= TASK PROMPT =
Output the records exactly as they appear, with no pictures included.
***** PROVIDED RECORDS
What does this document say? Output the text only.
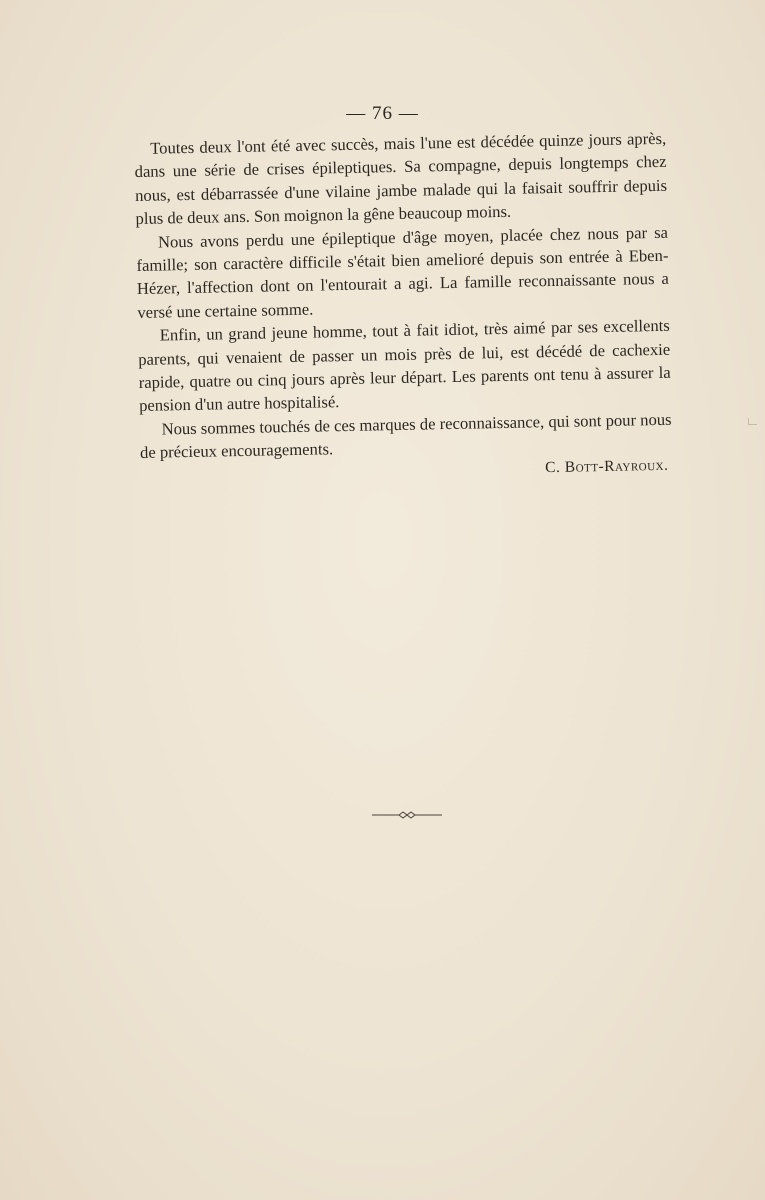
— 76 —

Toutes deux l'ont été avec succès, mais l'une est décédée quinze jours après, dans une série de crises épileptiques. Sa compagne, depuis longtemps chez nous, est débarrassée d'une vilaine jambe malade qui la faisait souffrir depuis plus de deux ans. Son moignon la gêne beaucoup moins.

Nous avons perdu une épileptique d'âge moyen, placée chez nous par sa famille; son caractère difficile s'était bien amelioré depuis son entrée à Eben-Hézer, l'affection dont on l'entourait a agi. La famille reconnaissante nous a versé une certaine somme.

Enfin, un grand jeune homme, tout à fait idiot, très aimé par ses excellents parents, qui venaient de passer un mois près de lui, est décédé de cachexie rapide, quatre ou cinq jours après leur départ. Les parents ont tenu à assurer la pension d'un autre hospitalisé.

Nous sommes touchés de ces marques de reconnaissance, qui sont pour nous de précieux encouragements.

C. Bott-Rayroux.
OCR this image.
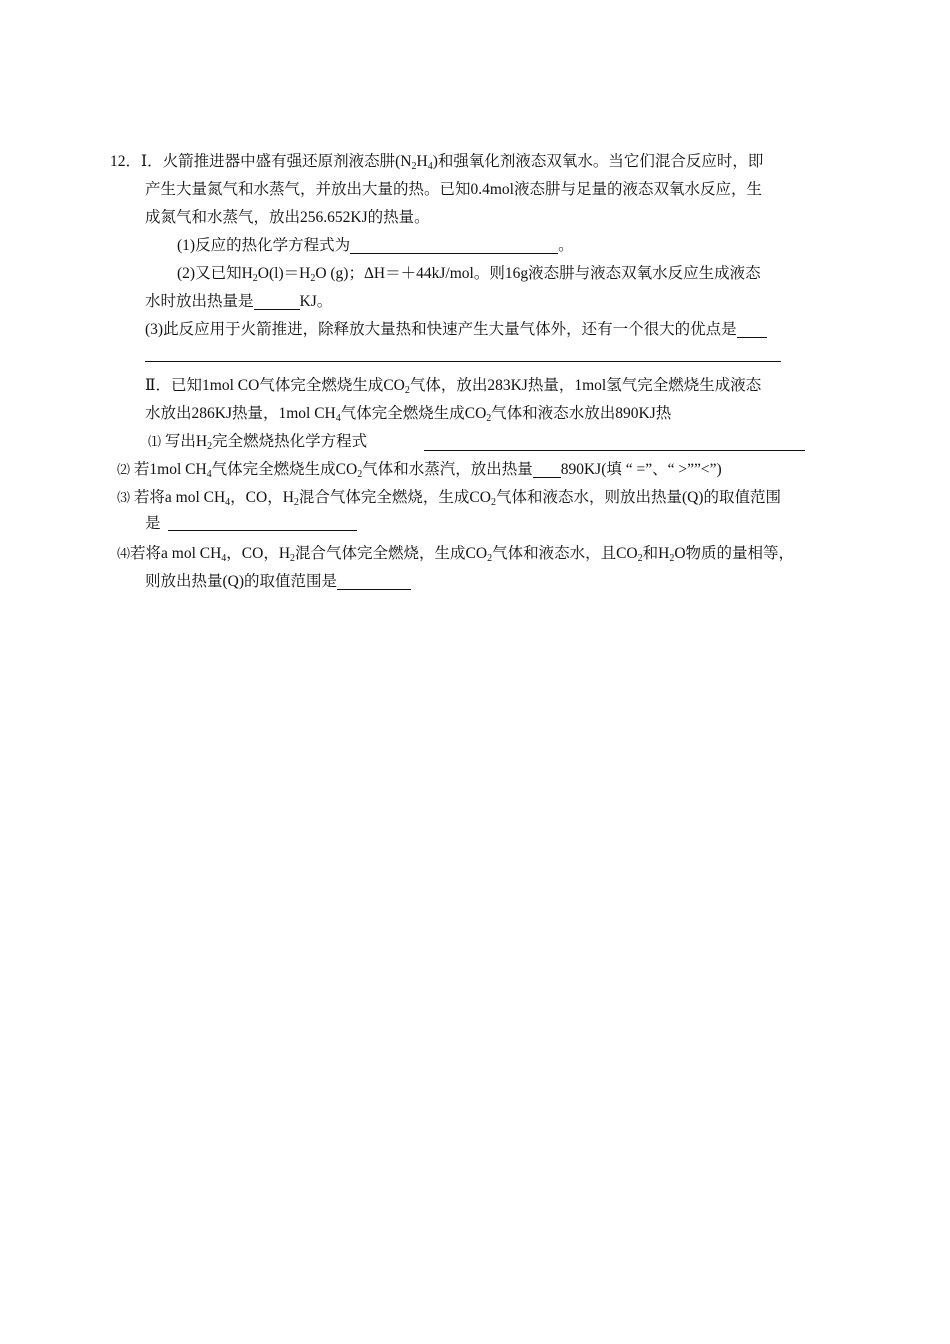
12．Ⅰ．火箭推进器中盛有强还原剂液态肼$(N_2H_4)$和强氧化剂液态双氧水。当它们混合反应时，即
产生大量氮气和水蒸气，并放出大量的热。已知0.4mol液态肼与足量的液态双氧水反应，生
成氮气和水蒸气，放出256.652KJ的热量。
(1)反应的热化学方程式为	。
(2)又已知$H_2O(l)=H_2O$ (g)；ΔH＝＋44kJ/mol。则16g液态肼与液态双氧水反应生成液态
水时放出热量是	KJ。
(3)此反应用于火箭推进，除释放大量热和快速产生大量气体外，还有一个很大的优点是
Ⅱ．已知1mol CO气体完全燃烧生成$CO_2$气体，放出283KJ热量，1mol氢气完全燃烧生成液态
水放出286KJ热量，1mol $CH_4$气体完全燃烧生成$CO_2$气体和液态水放出890KJ热
⑴ 写出$H_2$完全燃烧热化学方程式
⑵ 若1mol $CH_4$气体完全燃烧生成$CO_2$气体和水蒸汽，放出热量 890KJ(填 “ =”、“ >””<”)
⑶ 若将a mol $CH_4$，CO，$H_2$混合气体完全燃烧，生成$CO_2$气体和液态水，则放出热量(Q)的取值范围
是
⑷若将a mol $CH_4$，CO，$H_2$混合气体完全燃烧，生成$CO_2$气体和液态水，且$CO_2$和$H_2O$物质的量相等，
则放出热量(Q)的取值范围是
**********
= TASK RESULT =
What does this document say? Output the text only.
— 76 —

Toutes deux l'ont été avec succès, mais l'une est décédée quinze jours après, dans une série de crises épileptiques. Sa compagne, depuis longtemps chez nous, est débarrassée d'une vilaine jambe malade qui la faisait souffrir depuis plus de deux ans. Son moignon la gêne beaucoup moins.

Nous avons perdu une épileptique d'âge moyen, placée chez nous par sa famille; son caractère difficile s'était bien amelioré depuis son entrée à Eben-Hézer, l'affection dont on l'entourait a agi. La famille reconnaissante nous a versé une certaine somme.

Enfin, un grand jeune homme, tout à fait idiot, très aimé par ses excellents parents, qui venaient de passer un mois près de lui, est décédé de cachexie rapide, quatre ou cinq jours après leur départ. Les parents ont tenu à assurer la pension d'un autre hospitalisé.

Nous sommes touchés de ces marques de reconnaissance, qui sont pour nous de précieux encouragements.

C. Bott-Rayroux.
OCR this image.
12．Ⅰ．火箭推进器中盛有强还原剂液态肼$(N_2H_4)$和强氧化剂液态双氧水。当它们混合反应时，即
产生大量氮气和水蒸气，并放出大量的热。已知0.4mol液态肼与足量的液态双氧水反应，生
成氮气和水蒸气，放出256.652KJ的热量。
(1)反应的热化学方程式为	。
(2)又已知$H_2O(l)=H_2O$ (g)；ΔH＝＋44kJ/mol。则16g液态肼与液态双氧水反应生成液态
水时放出热量是	KJ。
(3)此反应用于火箭推进，除释放大量热和快速产生大量气体外，还有一个很大的优点是
Ⅱ．已知1mol CO气体完全燃烧生成$CO_2$气体，放出283KJ热量，1mol氢气完全燃烧生成液态
水放出286KJ热量，1mol $CH_4$气体完全燃烧生成$CO_2$气体和液态水放出890KJ热
⑴ 写出$H_2$完全燃烧热化学方程式
⑵ 若1mol $CH_4$气体完全燃烧生成$CO_2$气体和水蒸汽，放出热量 890KJ(填 “ =”、“ >””<”)
⑶ 若将a mol $CH_4$，CO，$H_2$混合气体完全燃烧，生成$CO_2$气体和液态水，则放出热量(Q)的取值范围
是
⑷若将a mol $CH_4$，CO，$H_2$混合气体完全燃烧，生成$CO_2$气体和液态水，且$CO_2$和$H_2O$物质的量相等，
则放出热量(Q)的取值范围是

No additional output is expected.